--- Start of Record excerpts ---
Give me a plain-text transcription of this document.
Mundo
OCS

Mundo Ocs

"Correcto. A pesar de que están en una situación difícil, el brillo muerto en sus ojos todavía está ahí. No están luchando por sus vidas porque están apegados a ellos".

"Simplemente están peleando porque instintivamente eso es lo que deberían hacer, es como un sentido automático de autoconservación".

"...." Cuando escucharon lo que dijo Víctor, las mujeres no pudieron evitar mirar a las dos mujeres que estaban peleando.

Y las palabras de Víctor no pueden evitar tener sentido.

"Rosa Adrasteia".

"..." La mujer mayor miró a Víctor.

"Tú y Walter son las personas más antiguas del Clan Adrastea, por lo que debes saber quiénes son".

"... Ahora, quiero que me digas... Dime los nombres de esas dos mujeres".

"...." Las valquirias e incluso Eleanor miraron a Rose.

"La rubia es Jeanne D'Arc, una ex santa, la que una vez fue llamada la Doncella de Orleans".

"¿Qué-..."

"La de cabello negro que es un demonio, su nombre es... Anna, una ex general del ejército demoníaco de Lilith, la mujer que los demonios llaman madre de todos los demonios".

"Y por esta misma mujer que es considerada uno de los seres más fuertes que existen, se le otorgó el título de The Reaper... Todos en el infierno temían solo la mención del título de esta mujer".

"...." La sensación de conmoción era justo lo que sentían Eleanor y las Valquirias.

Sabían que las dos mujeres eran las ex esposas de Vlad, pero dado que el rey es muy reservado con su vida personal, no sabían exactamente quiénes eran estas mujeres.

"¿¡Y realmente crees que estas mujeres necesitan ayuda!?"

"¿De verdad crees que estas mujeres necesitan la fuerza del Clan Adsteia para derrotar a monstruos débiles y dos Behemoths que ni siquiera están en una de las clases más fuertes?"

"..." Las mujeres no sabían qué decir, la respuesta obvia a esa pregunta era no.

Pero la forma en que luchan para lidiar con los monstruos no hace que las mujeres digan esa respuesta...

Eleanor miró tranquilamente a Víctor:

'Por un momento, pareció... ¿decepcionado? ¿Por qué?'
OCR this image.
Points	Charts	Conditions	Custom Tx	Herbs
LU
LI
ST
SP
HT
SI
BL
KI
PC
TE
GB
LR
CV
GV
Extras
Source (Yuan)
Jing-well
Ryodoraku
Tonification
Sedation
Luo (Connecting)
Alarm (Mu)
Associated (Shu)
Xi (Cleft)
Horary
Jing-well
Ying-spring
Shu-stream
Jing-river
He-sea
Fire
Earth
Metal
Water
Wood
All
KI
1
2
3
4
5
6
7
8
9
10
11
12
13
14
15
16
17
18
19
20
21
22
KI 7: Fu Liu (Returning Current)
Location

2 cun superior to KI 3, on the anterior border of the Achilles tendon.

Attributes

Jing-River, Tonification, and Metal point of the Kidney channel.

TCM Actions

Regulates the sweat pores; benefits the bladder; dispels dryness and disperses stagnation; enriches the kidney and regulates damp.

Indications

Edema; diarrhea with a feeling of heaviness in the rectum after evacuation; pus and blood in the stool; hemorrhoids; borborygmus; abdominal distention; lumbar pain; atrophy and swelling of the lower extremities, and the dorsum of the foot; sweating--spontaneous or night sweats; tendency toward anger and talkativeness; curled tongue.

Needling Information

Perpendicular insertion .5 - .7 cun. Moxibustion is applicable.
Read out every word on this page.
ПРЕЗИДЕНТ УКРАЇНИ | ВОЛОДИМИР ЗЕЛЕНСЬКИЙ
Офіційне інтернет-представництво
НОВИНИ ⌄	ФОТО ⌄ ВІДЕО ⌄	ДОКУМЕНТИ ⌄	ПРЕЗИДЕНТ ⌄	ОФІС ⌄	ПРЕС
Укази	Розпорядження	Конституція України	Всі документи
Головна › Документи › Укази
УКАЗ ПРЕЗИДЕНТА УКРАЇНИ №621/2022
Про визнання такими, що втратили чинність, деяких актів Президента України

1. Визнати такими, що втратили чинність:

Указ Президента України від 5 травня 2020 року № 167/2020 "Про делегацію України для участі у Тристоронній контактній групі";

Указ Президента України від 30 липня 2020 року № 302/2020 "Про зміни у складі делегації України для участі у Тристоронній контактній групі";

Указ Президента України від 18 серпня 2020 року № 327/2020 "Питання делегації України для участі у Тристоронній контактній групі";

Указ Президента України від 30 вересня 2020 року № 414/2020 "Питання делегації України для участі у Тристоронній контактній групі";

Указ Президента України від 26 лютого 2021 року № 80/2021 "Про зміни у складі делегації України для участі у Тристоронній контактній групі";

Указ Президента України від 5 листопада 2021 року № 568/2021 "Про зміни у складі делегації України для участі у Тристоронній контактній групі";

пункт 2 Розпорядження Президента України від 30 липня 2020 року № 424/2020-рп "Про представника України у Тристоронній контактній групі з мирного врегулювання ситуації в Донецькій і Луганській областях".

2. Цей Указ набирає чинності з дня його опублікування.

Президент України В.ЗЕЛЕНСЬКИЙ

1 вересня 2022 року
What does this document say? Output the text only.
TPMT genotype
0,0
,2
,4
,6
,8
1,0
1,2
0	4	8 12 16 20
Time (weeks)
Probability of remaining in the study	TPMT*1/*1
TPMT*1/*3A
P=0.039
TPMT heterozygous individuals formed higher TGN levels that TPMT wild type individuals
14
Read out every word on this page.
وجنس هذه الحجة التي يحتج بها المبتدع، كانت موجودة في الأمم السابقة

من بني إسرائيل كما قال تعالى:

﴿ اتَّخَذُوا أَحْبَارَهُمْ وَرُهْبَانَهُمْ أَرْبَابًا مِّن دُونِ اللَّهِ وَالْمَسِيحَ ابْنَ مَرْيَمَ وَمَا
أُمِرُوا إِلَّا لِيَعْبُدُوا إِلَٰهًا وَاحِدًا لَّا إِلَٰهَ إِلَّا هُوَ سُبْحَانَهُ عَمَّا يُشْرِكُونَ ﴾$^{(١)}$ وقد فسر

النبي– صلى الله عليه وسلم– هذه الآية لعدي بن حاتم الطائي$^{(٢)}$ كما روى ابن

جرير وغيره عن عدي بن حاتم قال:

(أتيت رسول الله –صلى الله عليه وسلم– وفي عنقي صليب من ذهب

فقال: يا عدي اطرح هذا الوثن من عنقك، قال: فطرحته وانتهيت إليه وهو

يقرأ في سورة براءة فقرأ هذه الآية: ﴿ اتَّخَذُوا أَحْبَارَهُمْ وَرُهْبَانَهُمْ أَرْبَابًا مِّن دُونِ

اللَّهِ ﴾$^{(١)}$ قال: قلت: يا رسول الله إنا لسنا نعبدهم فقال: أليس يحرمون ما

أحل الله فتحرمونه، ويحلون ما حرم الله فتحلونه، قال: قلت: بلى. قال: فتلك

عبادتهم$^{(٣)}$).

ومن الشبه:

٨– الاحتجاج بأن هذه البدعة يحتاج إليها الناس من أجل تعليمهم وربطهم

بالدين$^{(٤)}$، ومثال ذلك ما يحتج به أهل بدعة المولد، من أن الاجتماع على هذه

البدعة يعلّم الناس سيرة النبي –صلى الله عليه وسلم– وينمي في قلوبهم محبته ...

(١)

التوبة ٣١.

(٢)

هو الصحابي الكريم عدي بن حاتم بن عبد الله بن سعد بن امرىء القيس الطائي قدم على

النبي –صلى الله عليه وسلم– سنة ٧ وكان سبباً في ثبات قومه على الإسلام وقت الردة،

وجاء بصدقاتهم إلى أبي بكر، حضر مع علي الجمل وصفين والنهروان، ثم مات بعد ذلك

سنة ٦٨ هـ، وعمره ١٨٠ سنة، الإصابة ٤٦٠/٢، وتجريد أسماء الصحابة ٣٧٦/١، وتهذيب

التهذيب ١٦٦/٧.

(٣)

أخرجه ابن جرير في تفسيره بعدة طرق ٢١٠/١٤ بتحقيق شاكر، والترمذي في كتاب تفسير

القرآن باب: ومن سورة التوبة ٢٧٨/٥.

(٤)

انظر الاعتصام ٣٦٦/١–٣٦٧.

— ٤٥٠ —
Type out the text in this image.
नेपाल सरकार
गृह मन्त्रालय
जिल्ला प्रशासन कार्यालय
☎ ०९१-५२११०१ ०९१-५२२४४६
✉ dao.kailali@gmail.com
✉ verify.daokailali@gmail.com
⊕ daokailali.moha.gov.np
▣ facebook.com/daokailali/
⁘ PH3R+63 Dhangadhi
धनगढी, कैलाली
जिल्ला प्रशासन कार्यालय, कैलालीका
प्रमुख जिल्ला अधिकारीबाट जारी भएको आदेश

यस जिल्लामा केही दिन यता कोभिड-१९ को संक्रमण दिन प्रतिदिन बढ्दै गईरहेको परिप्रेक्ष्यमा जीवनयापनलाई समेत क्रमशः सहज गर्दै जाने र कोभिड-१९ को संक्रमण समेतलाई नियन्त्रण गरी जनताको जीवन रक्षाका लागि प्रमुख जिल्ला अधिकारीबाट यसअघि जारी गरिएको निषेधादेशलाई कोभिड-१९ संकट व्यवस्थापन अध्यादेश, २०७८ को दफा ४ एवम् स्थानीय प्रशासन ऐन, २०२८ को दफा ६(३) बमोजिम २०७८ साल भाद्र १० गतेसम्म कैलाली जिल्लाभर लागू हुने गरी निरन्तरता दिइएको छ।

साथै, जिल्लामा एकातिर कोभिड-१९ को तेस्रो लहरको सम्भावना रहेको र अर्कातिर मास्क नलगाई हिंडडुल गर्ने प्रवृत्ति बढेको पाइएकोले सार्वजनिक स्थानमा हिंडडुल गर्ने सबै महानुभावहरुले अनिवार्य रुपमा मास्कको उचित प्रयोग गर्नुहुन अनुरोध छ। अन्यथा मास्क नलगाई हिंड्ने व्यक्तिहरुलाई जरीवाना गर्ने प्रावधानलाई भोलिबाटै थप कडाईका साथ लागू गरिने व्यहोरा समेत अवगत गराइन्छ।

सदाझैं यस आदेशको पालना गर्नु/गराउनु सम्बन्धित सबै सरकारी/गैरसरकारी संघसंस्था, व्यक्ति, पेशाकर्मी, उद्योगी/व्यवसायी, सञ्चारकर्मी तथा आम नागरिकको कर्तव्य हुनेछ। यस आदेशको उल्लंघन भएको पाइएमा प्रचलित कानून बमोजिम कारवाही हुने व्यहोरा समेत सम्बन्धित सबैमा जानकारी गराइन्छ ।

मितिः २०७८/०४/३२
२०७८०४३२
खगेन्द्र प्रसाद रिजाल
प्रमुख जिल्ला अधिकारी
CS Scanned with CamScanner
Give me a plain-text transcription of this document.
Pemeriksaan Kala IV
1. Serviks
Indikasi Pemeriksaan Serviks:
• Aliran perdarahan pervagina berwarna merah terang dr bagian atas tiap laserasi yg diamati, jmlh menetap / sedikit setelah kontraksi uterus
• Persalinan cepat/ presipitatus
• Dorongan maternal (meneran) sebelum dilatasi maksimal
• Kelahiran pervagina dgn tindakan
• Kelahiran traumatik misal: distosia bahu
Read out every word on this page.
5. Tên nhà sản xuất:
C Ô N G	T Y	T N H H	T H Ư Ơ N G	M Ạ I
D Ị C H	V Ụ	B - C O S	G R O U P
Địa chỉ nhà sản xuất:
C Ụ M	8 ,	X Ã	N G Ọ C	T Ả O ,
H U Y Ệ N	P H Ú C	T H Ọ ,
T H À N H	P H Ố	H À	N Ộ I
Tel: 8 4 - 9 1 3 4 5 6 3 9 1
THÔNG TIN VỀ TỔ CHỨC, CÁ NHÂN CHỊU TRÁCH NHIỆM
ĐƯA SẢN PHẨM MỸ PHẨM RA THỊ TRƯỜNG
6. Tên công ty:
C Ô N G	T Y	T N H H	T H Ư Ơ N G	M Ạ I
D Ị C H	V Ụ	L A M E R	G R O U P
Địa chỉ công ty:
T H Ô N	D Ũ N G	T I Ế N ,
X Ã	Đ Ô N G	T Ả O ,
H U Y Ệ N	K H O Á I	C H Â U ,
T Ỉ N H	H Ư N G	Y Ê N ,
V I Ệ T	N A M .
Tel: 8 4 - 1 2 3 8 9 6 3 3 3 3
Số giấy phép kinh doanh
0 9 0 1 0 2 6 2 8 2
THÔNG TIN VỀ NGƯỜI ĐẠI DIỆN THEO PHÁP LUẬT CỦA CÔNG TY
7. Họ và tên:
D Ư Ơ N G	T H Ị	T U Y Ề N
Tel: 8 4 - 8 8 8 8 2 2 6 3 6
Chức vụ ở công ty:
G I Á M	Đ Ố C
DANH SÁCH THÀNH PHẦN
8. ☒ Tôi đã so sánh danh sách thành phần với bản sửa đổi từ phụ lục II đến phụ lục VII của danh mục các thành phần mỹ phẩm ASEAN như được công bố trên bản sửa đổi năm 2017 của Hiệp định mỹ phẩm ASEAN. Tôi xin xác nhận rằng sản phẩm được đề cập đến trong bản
--- End of Record excerpts ---
— Your instructions —
Search the entries for the word "Розпорядження" and gather every line where it appears.

— Solution to the exercise —
Укази	Розпорядження	Конституція України	Всі документи
пункт 2 Розпорядження Президента України від 30 липня 2020 року № 424/2020-рп "Про представника України у Тристоронній контактній групі з мирного врегулювання ситуації в Донецькій і Луганській областях".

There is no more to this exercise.